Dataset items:

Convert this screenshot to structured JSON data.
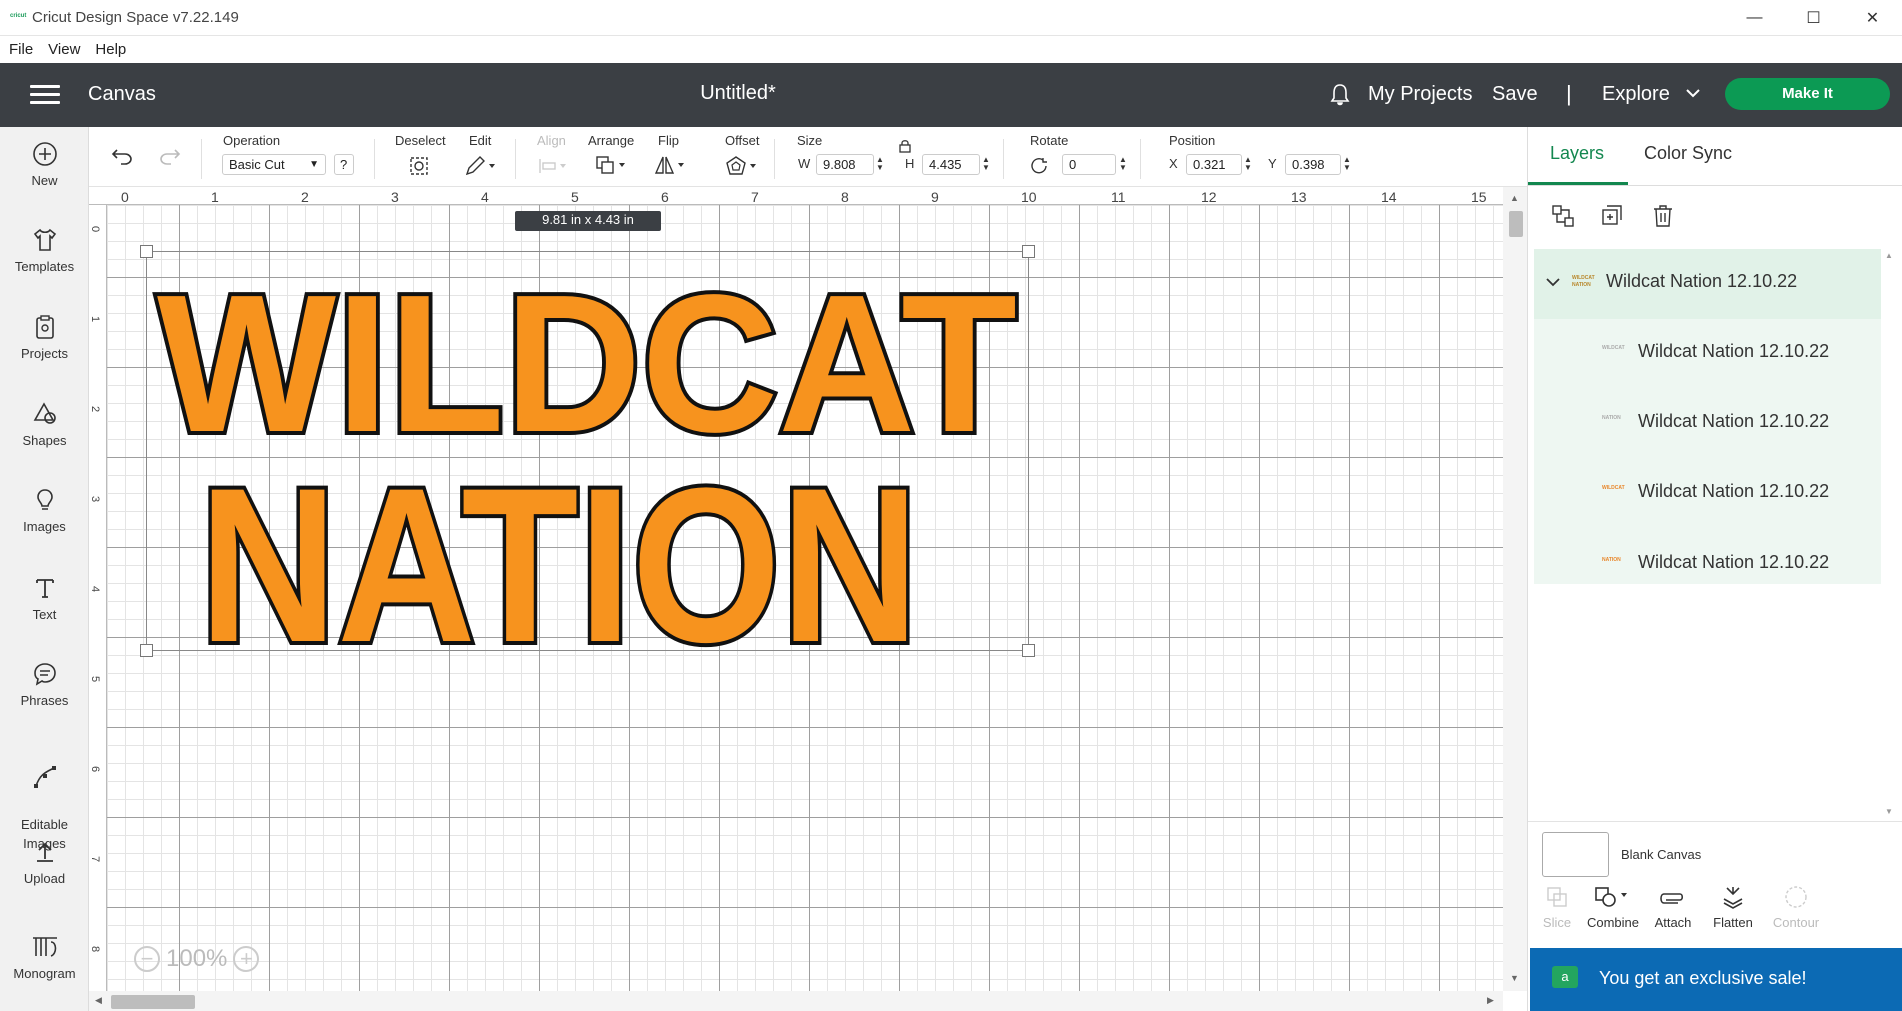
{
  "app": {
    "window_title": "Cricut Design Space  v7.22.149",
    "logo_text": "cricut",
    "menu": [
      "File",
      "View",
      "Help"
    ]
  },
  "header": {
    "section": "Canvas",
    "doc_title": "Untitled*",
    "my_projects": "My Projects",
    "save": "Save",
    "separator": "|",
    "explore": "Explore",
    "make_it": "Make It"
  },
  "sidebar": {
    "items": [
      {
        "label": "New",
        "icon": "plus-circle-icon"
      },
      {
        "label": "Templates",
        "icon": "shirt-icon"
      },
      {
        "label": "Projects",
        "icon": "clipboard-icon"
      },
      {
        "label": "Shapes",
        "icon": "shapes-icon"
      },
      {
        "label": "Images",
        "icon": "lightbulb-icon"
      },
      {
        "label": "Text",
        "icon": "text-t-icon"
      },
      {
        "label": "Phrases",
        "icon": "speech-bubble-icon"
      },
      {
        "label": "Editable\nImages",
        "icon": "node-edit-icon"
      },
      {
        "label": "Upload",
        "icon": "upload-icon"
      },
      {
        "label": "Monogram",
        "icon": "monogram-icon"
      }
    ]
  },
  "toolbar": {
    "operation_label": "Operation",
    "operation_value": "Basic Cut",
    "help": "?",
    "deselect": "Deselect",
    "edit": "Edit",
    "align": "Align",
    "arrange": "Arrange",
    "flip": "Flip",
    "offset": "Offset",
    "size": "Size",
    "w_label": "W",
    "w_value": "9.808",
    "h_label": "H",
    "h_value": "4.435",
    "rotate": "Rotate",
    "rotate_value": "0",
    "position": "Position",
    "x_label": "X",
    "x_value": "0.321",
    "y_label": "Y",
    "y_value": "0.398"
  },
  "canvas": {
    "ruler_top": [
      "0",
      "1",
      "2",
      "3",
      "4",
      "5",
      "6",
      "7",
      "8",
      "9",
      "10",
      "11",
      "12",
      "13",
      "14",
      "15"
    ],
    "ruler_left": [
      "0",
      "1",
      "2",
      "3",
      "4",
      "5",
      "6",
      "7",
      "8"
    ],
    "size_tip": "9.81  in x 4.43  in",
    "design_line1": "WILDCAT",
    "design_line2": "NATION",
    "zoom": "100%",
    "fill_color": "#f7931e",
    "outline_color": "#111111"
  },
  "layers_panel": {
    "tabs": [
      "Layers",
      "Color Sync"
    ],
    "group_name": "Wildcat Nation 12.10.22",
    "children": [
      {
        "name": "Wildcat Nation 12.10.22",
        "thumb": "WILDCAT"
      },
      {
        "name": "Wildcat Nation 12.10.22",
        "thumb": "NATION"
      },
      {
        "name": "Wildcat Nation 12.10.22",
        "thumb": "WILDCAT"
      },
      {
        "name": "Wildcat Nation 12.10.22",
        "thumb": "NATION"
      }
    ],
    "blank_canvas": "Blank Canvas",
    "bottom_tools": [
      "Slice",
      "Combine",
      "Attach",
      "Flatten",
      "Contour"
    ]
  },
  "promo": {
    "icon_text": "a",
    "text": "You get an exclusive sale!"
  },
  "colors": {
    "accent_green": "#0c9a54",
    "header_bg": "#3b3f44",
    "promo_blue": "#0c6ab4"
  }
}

**Aim:** Reproduce every record above exactly, but leave out the pictures.

**Solution to the exercise:**
Convert this screenshot to structured JSON data.
{
  "app": {
    "window_title": "Cricut Design Space  v7.22.149",
    "logo_text": "cricut",
    "menu": [
      "File",
      "View",
      "Help"
    ]
  },
  "header": {
    "section": "Canvas",
    "doc_title": "Untitled*",
    "my_projects": "My Projects",
    "save": "Save",
    "separator": "|",
    "explore": "Explore",
    "make_it": "Make It"
  },
  "sidebar": {
    "items": [
      {
        "label": "New",
        "icon": "plus-circle-icon"
      },
      {
        "label": "Templates",
        "icon": "shirt-icon"
      },
      {
        "label": "Projects",
        "icon": "clipboard-icon"
      },
      {
        "label": "Shapes",
        "icon": "shapes-icon"
      },
      {
        "label": "Images",
        "icon": "lightbulb-icon"
      },
      {
        "label": "Text",
        "icon": "text-t-icon"
      },
      {
        "label": "Phrases",
        "icon": "speech-bubble-icon"
      },
      {
        "label": "Editable\nImages",
        "icon": "node-edit-icon"
      },
      {
        "label": "Upload",
        "icon": "upload-icon"
      },
      {
        "label": "Monogram",
        "icon": "monogram-icon"
      }
    ]
  },
  "toolbar": {
    "operation_label": "Operation",
    "operation_value": "Basic Cut",
    "help": "?",
    "deselect": "Deselect",
    "edit": "Edit",
    "align": "Align",
    "arrange": "Arrange",
    "flip": "Flip",
    "offset": "Offset",
    "size": "Size",
    "w_label": "W",
    "w_value": "9.808",
    "h_label": "H",
    "h_value": "4.435",
    "rotate": "Rotate",
    "rotate_value": "0",
    "position": "Position",
    "x_label": "X",
    "x_value": "0.321",
    "y_label": "Y",
    "y_value": "0.398"
  },
  "canvas": {
    "ruler_top": [
      "0",
      "1",
      "2",
      "3",
      "4",
      "5",
      "6",
      "7",
      "8",
      "9",
      "10",
      "11",
      "12",
      "13",
      "14",
      "15"
    ],
    "ruler_left": [
      "0",
      "1",
      "2",
      "3",
      "4",
      "5",
      "6",
      "7",
      "8"
    ],
    "size_tip": "9.81  in x 4.43  in",
    "design_line1": "WILDCAT",
    "design_line2": "NATION",
    "zoom": "100%",
    "fill_color": "#f7931e",
    "outline_color": "#111111"
  },
  "layers_panel": {
    "tabs": [
      "Layers",
      "Color Sync"
    ],
    "group_name": "Wildcat Nation 12.10.22",
    "children": [
      {
        "name": "Wildcat Nation 12.10.22",
        "thumb": "WILDCAT"
      },
      {
        "name": "Wildcat Nation 12.10.22",
        "thumb": "NATION"
      },
      {
        "name": "Wildcat Nation 12.10.22",
        "thumb": "WILDCAT"
      },
      {
        "name": "Wildcat Nation 12.10.22",
        "thumb": "NATION"
      }
    ],
    "blank_canvas": "Blank Canvas",
    "bottom_tools": [
      "Slice",
      "Combine",
      "Attach",
      "Flatten",
      "Contour"
    ]
  },
  "promo": {
    "icon_text": "a",
    "text": "You get an exclusive sale!"
  },
  "colors": {
    "accent_green": "#0c9a54",
    "header_bg": "#3b3f44",
    "promo_blue": "#0c6ab4"
  }
}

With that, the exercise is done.